Stored entries
## start
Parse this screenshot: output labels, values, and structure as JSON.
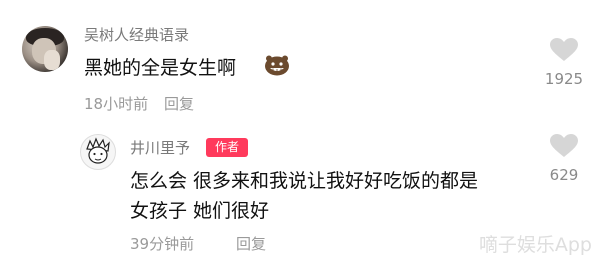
{
  "comment_top": {
    "username": "吴树人经典语录",
    "text": "黑她的全是女生啊",
    "emoji_icon": "grinning-face-icon",
    "time": "18小时前",
    "reply_label": "回复",
    "like_count": "1925"
  },
  "comment_reply": {
    "username": "井川里予",
    "badge": "作者",
    "text_line1": "怎么会 很多来和我说让我好好吃饭的都是",
    "text_line2": "女孩子 她们很好",
    "time": "39分钟前",
    "reply_label": "回复",
    "like_count": "629"
  },
  "watermark": {
    "text": "嘀子娱乐App"
  },
  "colors": {
    "badge": "#ff3a5c",
    "meta": "#9a9a9a",
    "heart": "#d6d6d6"
  }
}
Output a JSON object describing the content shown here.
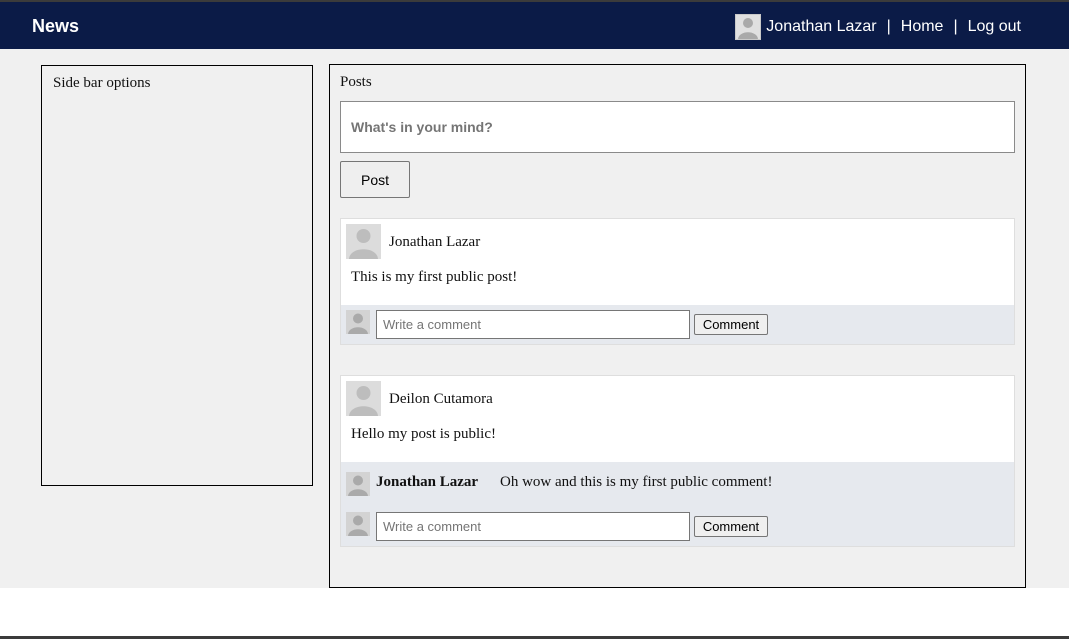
{
  "navbar": {
    "brand": "News",
    "user_name": "Jonathan Lazar",
    "separator": "|",
    "home_label": "Home",
    "logout_label": "Log out",
    "background_color": "#0b1b47"
  },
  "sidebar": {
    "title": "Side bar options"
  },
  "posts": {
    "title": "Posts",
    "composer_placeholder": "What's in your mind?",
    "post_button_label": "Post",
    "comment_placeholder": "Write a comment",
    "comment_button_label": "Comment",
    "items": [
      {
        "author": "Jonathan Lazar",
        "text": "This is my first public post!",
        "comments": []
      },
      {
        "author": "Deilon Cutamora",
        "text": "Hello my post is public!",
        "comments": [
          {
            "author": "Jonathan Lazar",
            "text": "Oh wow and this is my first public comment!"
          }
        ]
      }
    ]
  },
  "icons": {
    "avatar": "user-silhouette-icon"
  }
}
## end
◆ Prompt
State the number of lines in the records that include "first", and write nothing else.

◆ The result
2